:: EXERCISE REQUIREMENTS ::
Make an exact copy of the records, with the images left out.

:: DATA LINES ::
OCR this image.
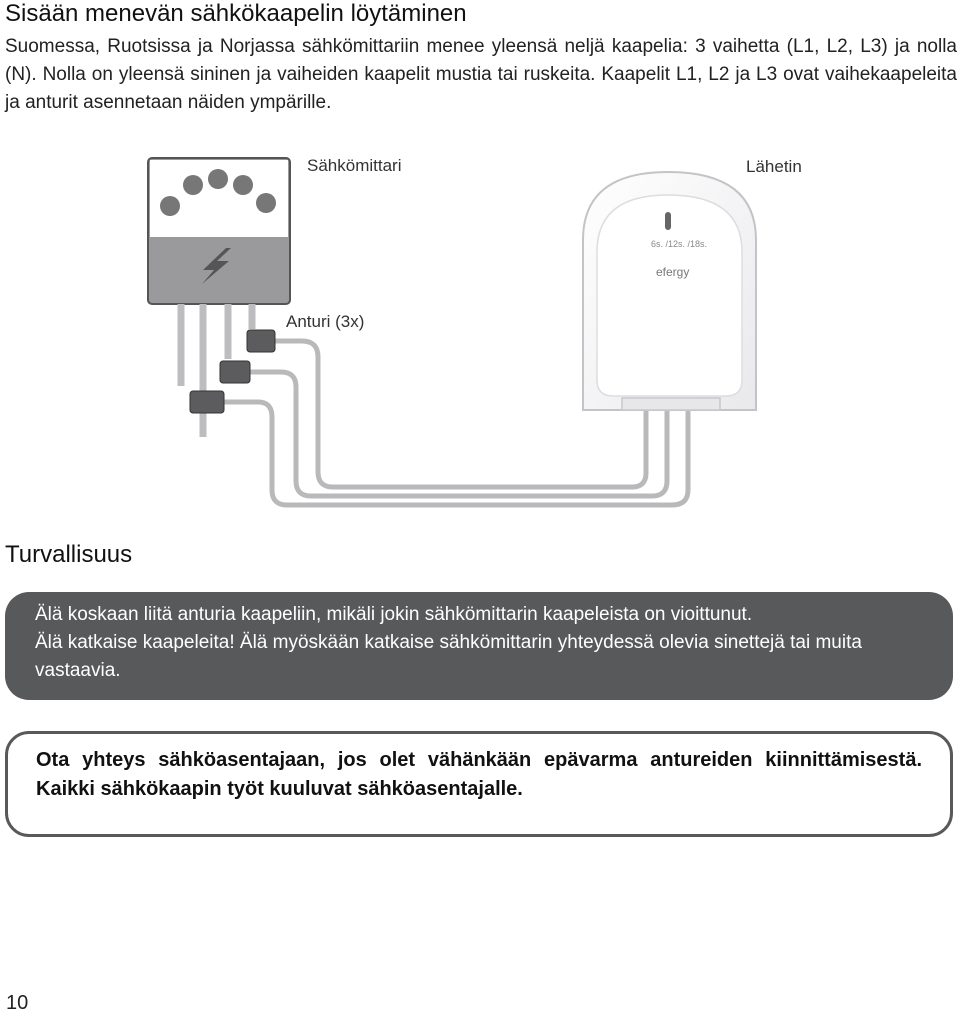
Sisään menevän sähkökaapelin löytäminen
Suomessa, Ruotsissa ja Norjassa sähkömittariin menee yleensä neljä kaapelia: 3 vaihetta (L1, L2, L3) ja nolla (N). Nolla on yleensä sininen ja vaiheiden kaapelit mustia tai ruskeita. Kaapelit L1, L2 ja L3 ovat vaihekaapeleita ja anturit asennetaan näiden ympärille.
Sähkömittari	Lähetin
Anturi (3x)
6s. /12s. /18s.
efergy
Turvallisuus

Älä koskaan liitä anturia kaapeliin, mikäli jokin sähkömittarin kaapeleista on vioittunut.

Älä katkaise kaapeleita! Älä myöskään katkaise sähkömittarin yhteydessä olevia sinettejä tai muita vastaavia.

Ota yhteys sähköasentajaan, jos olet vähänkään epävarma antureiden kiinnittämisestä. Kaikki sähkökaapin työt kuuluvat sähköasentajalle.
10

:: EXERCISE ANSWER ::
OCR this image.
Sisään menevän sähkökaapelin löytäminen
Suomessa, Ruotsissa ja Norjassa sähkömittariin menee yleensä neljä kaapelia: 3 vaihetta (L1, L2, L3) ja nolla (N). Nolla on yleensä sininen ja vaiheiden kaapelit mustia tai ruskeita. Kaapelit L1, L2 ja L3 ovat vaihekaapeleita ja anturit asennetaan näiden ympärille.
Sähkömittari	Lähetin
Anturi (3x)
6s. /12s. /18s.
efergy
Turvallisuus

Älä koskaan liitä anturia kaapeliin, mikäli jokin sähkömittarin kaapeleista on vioittunut.

Älä katkaise kaapeleita! Älä myöskään katkaise sähkömittarin yhteydessä olevia sinettejä tai muita vastaavia.

Ota yhteys sähköasentajaan, jos olet vähänkään epävarma antureiden kiinnittämisestä. Kaikki sähkökaapin työt kuuluvat sähköasentajalle.
10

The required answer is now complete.